* Records provided *
════
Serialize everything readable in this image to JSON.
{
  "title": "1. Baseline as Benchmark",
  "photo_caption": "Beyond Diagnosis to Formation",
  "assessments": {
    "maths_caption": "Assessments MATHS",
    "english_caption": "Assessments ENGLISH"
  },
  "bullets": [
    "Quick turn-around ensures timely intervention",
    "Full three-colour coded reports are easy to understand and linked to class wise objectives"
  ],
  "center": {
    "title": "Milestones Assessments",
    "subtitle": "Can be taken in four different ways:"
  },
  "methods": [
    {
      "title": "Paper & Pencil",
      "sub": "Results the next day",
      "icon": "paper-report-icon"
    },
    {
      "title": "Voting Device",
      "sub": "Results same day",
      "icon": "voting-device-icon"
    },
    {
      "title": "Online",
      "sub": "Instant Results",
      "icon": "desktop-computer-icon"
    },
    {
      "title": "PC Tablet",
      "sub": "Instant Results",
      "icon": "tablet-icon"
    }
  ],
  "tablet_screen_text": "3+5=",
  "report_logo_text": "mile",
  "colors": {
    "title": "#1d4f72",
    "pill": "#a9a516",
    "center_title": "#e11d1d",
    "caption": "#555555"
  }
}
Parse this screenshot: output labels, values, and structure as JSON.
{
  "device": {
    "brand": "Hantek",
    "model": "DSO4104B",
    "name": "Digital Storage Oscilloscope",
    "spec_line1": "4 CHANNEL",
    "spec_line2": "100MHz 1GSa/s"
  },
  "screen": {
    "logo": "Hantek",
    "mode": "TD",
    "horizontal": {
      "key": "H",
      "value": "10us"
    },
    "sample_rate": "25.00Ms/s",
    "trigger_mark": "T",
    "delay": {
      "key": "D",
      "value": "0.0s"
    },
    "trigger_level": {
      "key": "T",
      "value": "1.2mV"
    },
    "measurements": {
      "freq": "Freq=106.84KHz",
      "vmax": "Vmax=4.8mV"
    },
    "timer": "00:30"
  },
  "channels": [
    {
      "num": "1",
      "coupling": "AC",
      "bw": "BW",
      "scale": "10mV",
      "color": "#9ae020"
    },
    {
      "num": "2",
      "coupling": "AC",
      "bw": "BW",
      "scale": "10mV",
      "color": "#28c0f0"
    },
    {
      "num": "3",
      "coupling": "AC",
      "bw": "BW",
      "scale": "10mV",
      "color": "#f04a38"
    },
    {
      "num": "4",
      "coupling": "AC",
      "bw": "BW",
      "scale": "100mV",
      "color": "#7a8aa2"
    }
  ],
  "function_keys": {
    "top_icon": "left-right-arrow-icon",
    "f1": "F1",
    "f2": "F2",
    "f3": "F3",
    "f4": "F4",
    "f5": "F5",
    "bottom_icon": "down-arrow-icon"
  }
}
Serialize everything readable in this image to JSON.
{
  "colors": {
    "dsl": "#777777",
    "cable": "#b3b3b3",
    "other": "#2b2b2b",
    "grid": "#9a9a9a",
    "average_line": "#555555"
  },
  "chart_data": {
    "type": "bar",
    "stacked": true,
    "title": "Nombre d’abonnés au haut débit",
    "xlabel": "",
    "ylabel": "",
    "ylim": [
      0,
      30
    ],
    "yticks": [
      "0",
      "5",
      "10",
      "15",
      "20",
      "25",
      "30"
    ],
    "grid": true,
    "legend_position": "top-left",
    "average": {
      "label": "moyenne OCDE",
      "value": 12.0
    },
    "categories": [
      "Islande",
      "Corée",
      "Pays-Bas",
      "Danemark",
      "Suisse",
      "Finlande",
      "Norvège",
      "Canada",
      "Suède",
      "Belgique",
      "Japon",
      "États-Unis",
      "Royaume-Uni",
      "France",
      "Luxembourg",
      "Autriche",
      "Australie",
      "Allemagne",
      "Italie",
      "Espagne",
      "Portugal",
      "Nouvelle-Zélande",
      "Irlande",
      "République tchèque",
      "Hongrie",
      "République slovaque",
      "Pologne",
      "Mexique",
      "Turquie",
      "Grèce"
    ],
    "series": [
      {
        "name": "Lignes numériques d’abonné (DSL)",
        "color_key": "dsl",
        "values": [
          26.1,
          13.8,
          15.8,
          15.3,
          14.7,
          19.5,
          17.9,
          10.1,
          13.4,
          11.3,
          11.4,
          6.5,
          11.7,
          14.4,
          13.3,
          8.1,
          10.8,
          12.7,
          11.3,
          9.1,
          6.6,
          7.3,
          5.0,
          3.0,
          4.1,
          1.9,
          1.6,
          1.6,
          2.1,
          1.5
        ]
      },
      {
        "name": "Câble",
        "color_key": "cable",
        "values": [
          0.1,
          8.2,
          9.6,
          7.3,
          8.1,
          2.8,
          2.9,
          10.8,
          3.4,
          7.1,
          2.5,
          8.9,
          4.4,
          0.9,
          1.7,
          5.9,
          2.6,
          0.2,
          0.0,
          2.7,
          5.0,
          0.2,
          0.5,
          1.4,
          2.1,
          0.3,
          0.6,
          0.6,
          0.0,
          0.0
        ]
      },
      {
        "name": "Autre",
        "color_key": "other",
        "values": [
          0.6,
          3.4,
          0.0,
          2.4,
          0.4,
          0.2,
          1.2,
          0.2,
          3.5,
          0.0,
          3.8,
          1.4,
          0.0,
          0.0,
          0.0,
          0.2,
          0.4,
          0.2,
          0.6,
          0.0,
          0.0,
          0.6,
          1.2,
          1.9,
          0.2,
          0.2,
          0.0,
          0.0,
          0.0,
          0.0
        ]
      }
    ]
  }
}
════
* What the exercise asks *
Output every entry shown above, exactly.

* Solution for this exercise *
Serialize everything readable in this image to JSON.
{
  "title": "1. Baseline as Benchmark",
  "photo_caption": "Beyond Diagnosis to Formation",
  "assessments": {
    "maths_caption": "Assessments MATHS",
    "english_caption": "Assessments ENGLISH"
  },
  "bullets": [
    "Quick turn-around ensures timely intervention",
    "Full three-colour coded reports are easy to understand and linked to class wise objectives"
  ],
  "center": {
    "title": "Milestones Assessments",
    "subtitle": "Can be taken in four different ways:"
  },
  "methods": [
    {
      "title": "Paper & Pencil",
      "sub": "Results the next day",
      "icon": "paper-report-icon"
    },
    {
      "title": "Voting Device",
      "sub": "Results same day",
      "icon": "voting-device-icon"
    },
    {
      "title": "Online",
      "sub": "Instant Results",
      "icon": "desktop-computer-icon"
    },
    {
      "title": "PC Tablet",
      "sub": "Instant Results",
      "icon": "tablet-icon"
    }
  ],
  "tablet_screen_text": "3+5=",
  "report_logo_text": "mile",
  "colors": {
    "title": "#1d4f72",
    "pill": "#a9a516",
    "center_title": "#e11d1d",
    "caption": "#555555"
  }
}
Parse this screenshot: output labels, values, and structure as JSON.
{
  "device": {
    "brand": "Hantek",
    "model": "DSO4104B",
    "name": "Digital Storage Oscilloscope",
    "spec_line1": "4 CHANNEL",
    "spec_line2": "100MHz 1GSa/s"
  },
  "screen": {
    "logo": "Hantek",
    "mode": "TD",
    "horizontal": {
      "key": "H",
      "value": "10us"
    },
    "sample_rate": "25.00Ms/s",
    "trigger_mark": "T",
    "delay": {
      "key": "D",
      "value": "0.0s"
    },
    "trigger_level": {
      "key": "T",
      "value": "1.2mV"
    },
    "measurements": {
      "freq": "Freq=106.84KHz",
      "vmax": "Vmax=4.8mV"
    },
    "timer": "00:30"
  },
  "channels": [
    {
      "num": "1",
      "coupling": "AC",
      "bw": "BW",
      "scale": "10mV",
      "color": "#9ae020"
    },
    {
      "num": "2",
      "coupling": "AC",
      "bw": "BW",
      "scale": "10mV",
      "color": "#28c0f0"
    },
    {
      "num": "3",
      "coupling": "AC",
      "bw": "BW",
      "scale": "10mV",
      "color": "#f04a38"
    },
    {
      "num": "4",
      "coupling": "AC",
      "bw": "BW",
      "scale": "100mV",
      "color": "#7a8aa2"
    }
  ],
  "function_keys": {
    "top_icon": "left-right-arrow-icon",
    "f1": "F1",
    "f2": "F2",
    "f3": "F3",
    "f4": "F4",
    "f5": "F5",
    "bottom_icon": "down-arrow-icon"
  }
}
Serialize everything readable in this image to JSON.
{
  "colors": {
    "dsl": "#777777",
    "cable": "#b3b3b3",
    "other": "#2b2b2b",
    "grid": "#9a9a9a",
    "average_line": "#555555"
  },
  "chart_data": {
    "type": "bar",
    "stacked": true,
    "title": "Nombre d’abonnés au haut débit",
    "xlabel": "",
    "ylabel": "",
    "ylim": [
      0,
      30
    ],
    "yticks": [
      "0",
      "5",
      "10",
      "15",
      "20",
      "25",
      "30"
    ],
    "grid": true,
    "legend_position": "top-left",
    "average": {
      "label": "moyenne OCDE",
      "value": 12.0
    },
    "categories": [
      "Islande",
      "Corée",
      "Pays-Bas",
      "Danemark",
      "Suisse",
      "Finlande",
      "Norvège",
      "Canada",
      "Suède",
      "Belgique",
      "Japon",
      "États-Unis",
      "Royaume-Uni",
      "France",
      "Luxembourg",
      "Autriche",
      "Australie",
      "Allemagne",
      "Italie",
      "Espagne",
      "Portugal",
      "Nouvelle-Zélande",
      "Irlande",
      "République tchèque",
      "Hongrie",
      "République slovaque",
      "Pologne",
      "Mexique",
      "Turquie",
      "Grèce"
    ],
    "series": [
      {
        "name": "Lignes numériques d’abonné (DSL)",
        "color_key": "dsl",
        "values": [
          26.1,
          13.8,
          15.8,
          15.3,
          14.7,
          19.5,
          17.9,
          10.1,
          13.4,
          11.3,
          11.4,
          6.5,
          11.7,
          14.4,
          13.3,
          8.1,
          10.8,
          12.7,
          11.3,
          9.1,
          6.6,
          7.3,
          5.0,
          3.0,
          4.1,
          1.9,
          1.6,
          1.6,
          2.1,
          1.5
        ]
      },
      {
        "name": "Câble",
        "color_key": "cable",
        "values": [
          0.1,
          8.2,
          9.6,
          7.3,
          8.1,
          2.8,
          2.9,
          10.8,
          3.4,
          7.1,
          2.5,
          8.9,
          4.4,
          0.9,
          1.7,
          5.9,
          2.6,
          0.2,
          0.0,
          2.7,
          5.0,
          0.2,
          0.5,
          1.4,
          2.1,
          0.3,
          0.6,
          0.6,
          0.0,
          0.0
        ]
      },
      {
        "name": "Autre",
        "color_key": "other",
        "values": [
          0.6,
          3.4,
          0.0,
          2.4,
          0.4,
          0.2,
          1.2,
          0.2,
          3.5,
          0.0,
          3.8,
          1.4,
          0.0,
          0.0,
          0.0,
          0.2,
          0.4,
          0.2,
          0.6,
          0.0,
          0.0,
          0.6,
          1.2,
          1.9,
          0.2,
          0.2,
          0.0,
          0.0,
          0.0,
          0.0
        ]
      }
    ]
  }
}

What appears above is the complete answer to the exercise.